Provide the records once more, identical to the original.

Extracted data entries
===
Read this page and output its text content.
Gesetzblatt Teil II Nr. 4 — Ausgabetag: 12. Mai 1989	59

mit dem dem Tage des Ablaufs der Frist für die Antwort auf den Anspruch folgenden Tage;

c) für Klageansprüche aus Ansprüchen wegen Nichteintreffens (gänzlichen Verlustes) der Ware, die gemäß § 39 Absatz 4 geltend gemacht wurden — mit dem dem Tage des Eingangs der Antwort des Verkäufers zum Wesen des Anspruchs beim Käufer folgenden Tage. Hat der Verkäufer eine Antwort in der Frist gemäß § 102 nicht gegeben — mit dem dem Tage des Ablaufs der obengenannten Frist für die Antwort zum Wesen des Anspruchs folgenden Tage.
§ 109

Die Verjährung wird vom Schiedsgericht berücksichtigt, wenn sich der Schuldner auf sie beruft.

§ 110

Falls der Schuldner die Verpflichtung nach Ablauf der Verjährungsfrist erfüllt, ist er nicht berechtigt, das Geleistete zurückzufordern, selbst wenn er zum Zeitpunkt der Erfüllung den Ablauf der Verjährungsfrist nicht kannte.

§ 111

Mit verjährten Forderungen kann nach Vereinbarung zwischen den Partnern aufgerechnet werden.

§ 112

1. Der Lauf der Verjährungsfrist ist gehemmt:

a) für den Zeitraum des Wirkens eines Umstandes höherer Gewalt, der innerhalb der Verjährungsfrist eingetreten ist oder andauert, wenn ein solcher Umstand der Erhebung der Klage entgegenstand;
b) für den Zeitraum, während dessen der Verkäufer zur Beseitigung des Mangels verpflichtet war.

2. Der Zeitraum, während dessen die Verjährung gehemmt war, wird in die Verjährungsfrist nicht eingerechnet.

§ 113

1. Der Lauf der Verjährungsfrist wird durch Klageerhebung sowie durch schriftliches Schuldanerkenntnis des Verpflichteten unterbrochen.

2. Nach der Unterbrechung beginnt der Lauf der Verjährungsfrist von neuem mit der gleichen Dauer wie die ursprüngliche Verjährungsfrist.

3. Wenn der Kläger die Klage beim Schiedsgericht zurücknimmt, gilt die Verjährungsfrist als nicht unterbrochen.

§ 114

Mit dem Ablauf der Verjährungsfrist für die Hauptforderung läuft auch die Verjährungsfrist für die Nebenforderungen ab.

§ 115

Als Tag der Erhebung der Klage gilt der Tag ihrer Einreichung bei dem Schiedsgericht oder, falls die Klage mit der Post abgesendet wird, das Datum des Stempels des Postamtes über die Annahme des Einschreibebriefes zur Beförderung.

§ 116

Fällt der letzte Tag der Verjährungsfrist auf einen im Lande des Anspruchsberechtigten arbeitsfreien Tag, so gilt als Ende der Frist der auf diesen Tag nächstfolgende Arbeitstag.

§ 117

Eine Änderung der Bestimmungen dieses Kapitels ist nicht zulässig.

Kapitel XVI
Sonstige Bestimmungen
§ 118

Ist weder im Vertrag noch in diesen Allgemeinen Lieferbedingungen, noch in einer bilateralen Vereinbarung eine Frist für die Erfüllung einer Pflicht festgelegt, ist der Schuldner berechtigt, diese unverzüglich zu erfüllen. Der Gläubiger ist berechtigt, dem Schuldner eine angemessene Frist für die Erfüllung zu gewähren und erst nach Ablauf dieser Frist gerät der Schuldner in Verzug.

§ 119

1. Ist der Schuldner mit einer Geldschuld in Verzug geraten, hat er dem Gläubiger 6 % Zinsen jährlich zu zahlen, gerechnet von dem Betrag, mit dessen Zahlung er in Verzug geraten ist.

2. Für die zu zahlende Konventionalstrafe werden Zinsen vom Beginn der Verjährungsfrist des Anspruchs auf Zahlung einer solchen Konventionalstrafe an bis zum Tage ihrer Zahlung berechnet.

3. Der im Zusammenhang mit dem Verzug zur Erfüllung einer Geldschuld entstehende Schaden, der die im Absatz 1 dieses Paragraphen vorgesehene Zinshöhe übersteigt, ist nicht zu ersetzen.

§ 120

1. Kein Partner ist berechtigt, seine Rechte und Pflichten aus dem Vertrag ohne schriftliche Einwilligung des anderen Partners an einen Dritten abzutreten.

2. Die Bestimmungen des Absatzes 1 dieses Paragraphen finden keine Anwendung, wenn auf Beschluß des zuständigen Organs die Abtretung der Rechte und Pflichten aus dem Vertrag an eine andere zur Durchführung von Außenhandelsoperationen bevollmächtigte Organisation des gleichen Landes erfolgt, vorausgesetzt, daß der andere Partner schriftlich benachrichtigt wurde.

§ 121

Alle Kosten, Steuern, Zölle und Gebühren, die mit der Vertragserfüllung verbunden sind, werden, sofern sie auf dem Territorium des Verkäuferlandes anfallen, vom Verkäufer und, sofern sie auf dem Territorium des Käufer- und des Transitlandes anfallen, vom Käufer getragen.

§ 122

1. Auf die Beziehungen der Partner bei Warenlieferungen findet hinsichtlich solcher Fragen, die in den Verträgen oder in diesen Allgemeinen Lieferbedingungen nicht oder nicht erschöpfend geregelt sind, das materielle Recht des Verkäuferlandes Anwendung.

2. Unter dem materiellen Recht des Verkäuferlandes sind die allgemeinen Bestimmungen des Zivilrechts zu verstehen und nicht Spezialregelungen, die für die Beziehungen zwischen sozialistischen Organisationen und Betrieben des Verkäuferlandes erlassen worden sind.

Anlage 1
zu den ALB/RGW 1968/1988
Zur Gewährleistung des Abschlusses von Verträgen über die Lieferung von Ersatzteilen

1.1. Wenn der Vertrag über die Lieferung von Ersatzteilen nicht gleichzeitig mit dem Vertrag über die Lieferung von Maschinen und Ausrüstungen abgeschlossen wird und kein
===
- WRITTEN RESPONSE:
Read this page and output its text content.
Gesetzblatt Teil II Nr. 4 — Ausgabetag: 12. Mai 1989	59

mit dem dem Tage des Ablaufs der Frist für die Antwort auf den Anspruch folgenden Tage;

c) für Klageansprüche aus Ansprüchen wegen Nichteintreffens (gänzlichen Verlustes) der Ware, die gemäß § 39 Absatz 4 geltend gemacht wurden — mit dem dem Tage des Eingangs der Antwort des Verkäufers zum Wesen des Anspruchs beim Käufer folgenden Tage. Hat der Verkäufer eine Antwort in der Frist gemäß § 102 nicht gegeben — mit dem dem Tage des Ablaufs der obengenannten Frist für die Antwort zum Wesen des Anspruchs folgenden Tage.
§ 109

Die Verjährung wird vom Schiedsgericht berücksichtigt, wenn sich der Schuldner auf sie beruft.

§ 110

Falls der Schuldner die Verpflichtung nach Ablauf der Verjährungsfrist erfüllt, ist er nicht berechtigt, das Geleistete zurückzufordern, selbst wenn er zum Zeitpunkt der Erfüllung den Ablauf der Verjährungsfrist nicht kannte.

§ 111

Mit verjährten Forderungen kann nach Vereinbarung zwischen den Partnern aufgerechnet werden.

§ 112

1. Der Lauf der Verjährungsfrist ist gehemmt:

a) für den Zeitraum des Wirkens eines Umstandes höherer Gewalt, der innerhalb der Verjährungsfrist eingetreten ist oder andauert, wenn ein solcher Umstand der Erhebung der Klage entgegenstand;
b) für den Zeitraum, während dessen der Verkäufer zur Beseitigung des Mangels verpflichtet war.

2. Der Zeitraum, während dessen die Verjährung gehemmt war, wird in die Verjährungsfrist nicht eingerechnet.

§ 113

1. Der Lauf der Verjährungsfrist wird durch Klageerhebung sowie durch schriftliches Schuldanerkenntnis des Verpflichteten unterbrochen.

2. Nach der Unterbrechung beginnt der Lauf der Verjährungsfrist von neuem mit der gleichen Dauer wie die ursprüngliche Verjährungsfrist.

3. Wenn der Kläger die Klage beim Schiedsgericht zurücknimmt, gilt die Verjährungsfrist als nicht unterbrochen.

§ 114

Mit dem Ablauf der Verjährungsfrist für die Hauptforderung läuft auch die Verjährungsfrist für die Nebenforderungen ab.

§ 115

Als Tag der Erhebung der Klage gilt der Tag ihrer Einreichung bei dem Schiedsgericht oder, falls die Klage mit der Post abgesendet wird, das Datum des Stempels des Postamtes über die Annahme des Einschreibebriefes zur Beförderung.

§ 116

Fällt der letzte Tag der Verjährungsfrist auf einen im Lande des Anspruchsberechtigten arbeitsfreien Tag, so gilt als Ende der Frist der auf diesen Tag nächstfolgende Arbeitstag.

§ 117

Eine Änderung der Bestimmungen dieses Kapitels ist nicht zulässig.

Kapitel XVI
Sonstige Bestimmungen
§ 118

Ist weder im Vertrag noch in diesen Allgemeinen Lieferbedingungen, noch in einer bilateralen Vereinbarung eine Frist für die Erfüllung einer Pflicht festgelegt, ist der Schuldner berechtigt, diese unverzüglich zu erfüllen. Der Gläubiger ist berechtigt, dem Schuldner eine angemessene Frist für die Erfüllung zu gewähren und erst nach Ablauf dieser Frist gerät der Schuldner in Verzug.

§ 119

1. Ist der Schuldner mit einer Geldschuld in Verzug geraten, hat er dem Gläubiger 6 % Zinsen jährlich zu zahlen, gerechnet von dem Betrag, mit dessen Zahlung er in Verzug geraten ist.

2. Für die zu zahlende Konventionalstrafe werden Zinsen vom Beginn der Verjährungsfrist des Anspruchs auf Zahlung einer solchen Konventionalstrafe an bis zum Tage ihrer Zahlung berechnet.

3. Der im Zusammenhang mit dem Verzug zur Erfüllung einer Geldschuld entstehende Schaden, der die im Absatz 1 dieses Paragraphen vorgesehene Zinshöhe übersteigt, ist nicht zu ersetzen.

§ 120

1. Kein Partner ist berechtigt, seine Rechte und Pflichten aus dem Vertrag ohne schriftliche Einwilligung des anderen Partners an einen Dritten abzutreten.

2. Die Bestimmungen des Absatzes 1 dieses Paragraphen finden keine Anwendung, wenn auf Beschluß des zuständigen Organs die Abtretung der Rechte und Pflichten aus dem Vertrag an eine andere zur Durchführung von Außenhandelsoperationen bevollmächtigte Organisation des gleichen Landes erfolgt, vorausgesetzt, daß der andere Partner schriftlich benachrichtigt wurde.

§ 121

Alle Kosten, Steuern, Zölle und Gebühren, die mit der Vertragserfüllung verbunden sind, werden, sofern sie auf dem Territorium des Verkäuferlandes anfallen, vom Verkäufer und, sofern sie auf dem Territorium des Käufer- und des Transitlandes anfallen, vom Käufer getragen.

§ 122

1. Auf die Beziehungen der Partner bei Warenlieferungen findet hinsichtlich solcher Fragen, die in den Verträgen oder in diesen Allgemeinen Lieferbedingungen nicht oder nicht erschöpfend geregelt sind, das materielle Recht des Verkäuferlandes Anwendung.

2. Unter dem materiellen Recht des Verkäuferlandes sind die allgemeinen Bestimmungen des Zivilrechts zu verstehen und nicht Spezialregelungen, die für die Beziehungen zwischen sozialistischen Organisationen und Betrieben des Verkäuferlandes erlassen worden sind.

Anlage 1
zu den ALB/RGW 1968/1988
Zur Gewährleistung des Abschlusses von Verträgen über die Lieferung von Ersatzteilen

1.1. Wenn der Vertrag über die Lieferung von Ersatzteilen nicht gleichzeitig mit dem Vertrag über die Lieferung von Maschinen und Ausrüstungen abgeschlossen wird und kein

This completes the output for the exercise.